SHORT EXERCISE: Identify each line below containing the string "woman" and copy it.

DATASET:

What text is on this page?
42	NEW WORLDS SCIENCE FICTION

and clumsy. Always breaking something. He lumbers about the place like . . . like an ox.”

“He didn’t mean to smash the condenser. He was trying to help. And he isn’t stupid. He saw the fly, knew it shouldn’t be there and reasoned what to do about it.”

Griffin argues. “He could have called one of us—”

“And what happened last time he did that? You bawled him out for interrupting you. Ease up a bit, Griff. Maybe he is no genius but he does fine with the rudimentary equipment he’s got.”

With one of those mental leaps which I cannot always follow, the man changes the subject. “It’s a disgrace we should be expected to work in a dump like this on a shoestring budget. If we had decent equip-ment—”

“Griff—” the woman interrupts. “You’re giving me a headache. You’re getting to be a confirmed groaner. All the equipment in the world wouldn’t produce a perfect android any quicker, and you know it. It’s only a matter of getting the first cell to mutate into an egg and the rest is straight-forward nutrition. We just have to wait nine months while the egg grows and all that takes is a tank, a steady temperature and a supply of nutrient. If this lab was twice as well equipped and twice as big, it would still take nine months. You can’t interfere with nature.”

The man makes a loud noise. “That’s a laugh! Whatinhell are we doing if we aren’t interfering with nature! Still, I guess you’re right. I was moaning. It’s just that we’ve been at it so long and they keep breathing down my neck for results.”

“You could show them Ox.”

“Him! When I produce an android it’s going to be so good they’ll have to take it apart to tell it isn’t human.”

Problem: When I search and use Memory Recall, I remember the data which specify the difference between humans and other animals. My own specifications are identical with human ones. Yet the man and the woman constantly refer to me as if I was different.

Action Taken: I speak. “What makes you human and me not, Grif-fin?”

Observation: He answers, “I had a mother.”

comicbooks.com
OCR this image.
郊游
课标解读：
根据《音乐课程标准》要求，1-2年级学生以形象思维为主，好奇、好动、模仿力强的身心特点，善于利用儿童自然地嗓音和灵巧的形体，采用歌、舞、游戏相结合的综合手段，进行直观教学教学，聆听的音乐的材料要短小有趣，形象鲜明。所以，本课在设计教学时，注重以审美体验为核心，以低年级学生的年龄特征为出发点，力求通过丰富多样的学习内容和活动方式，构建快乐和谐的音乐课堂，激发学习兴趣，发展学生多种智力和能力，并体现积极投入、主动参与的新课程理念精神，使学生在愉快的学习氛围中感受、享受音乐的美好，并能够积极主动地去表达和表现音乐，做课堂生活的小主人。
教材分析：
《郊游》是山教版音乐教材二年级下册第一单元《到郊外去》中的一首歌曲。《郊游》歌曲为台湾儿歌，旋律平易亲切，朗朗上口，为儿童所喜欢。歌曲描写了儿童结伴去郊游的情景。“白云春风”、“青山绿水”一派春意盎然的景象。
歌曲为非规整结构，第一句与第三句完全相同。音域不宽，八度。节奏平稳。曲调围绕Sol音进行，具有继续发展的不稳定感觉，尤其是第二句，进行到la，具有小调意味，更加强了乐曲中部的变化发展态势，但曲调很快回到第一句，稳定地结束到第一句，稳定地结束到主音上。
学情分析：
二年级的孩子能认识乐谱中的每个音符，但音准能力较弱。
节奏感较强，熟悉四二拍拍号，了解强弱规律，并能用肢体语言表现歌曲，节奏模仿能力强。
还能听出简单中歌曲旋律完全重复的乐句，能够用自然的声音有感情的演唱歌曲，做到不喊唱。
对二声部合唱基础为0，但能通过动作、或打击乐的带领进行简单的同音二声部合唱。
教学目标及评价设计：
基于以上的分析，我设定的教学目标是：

EXERCISE RESPONSE:
“Griff—” the woman interrupts. “You’re giving me a headache. You’re getting to be a confirmed groaner. All the equipment in the world wouldn’t produce a perfect android any quicker, and you know it. It’s only a matter of getting the first cell to mutate into an egg and the rest is straight-forward nutrition. We just have to wait nine months while the egg grows and all that takes is a tank, a steady temperature and a supply of nutrient. If this lab was twice as well equipped and twice as big, it would still take nine months. You can’t interfere with nature.”
Problem: When I search and use Memory Recall, I remember the data which specify the difference between humans and other animals. My own specifications are identical with human ones. Yet the man and the woman constantly refer to me as if I was different.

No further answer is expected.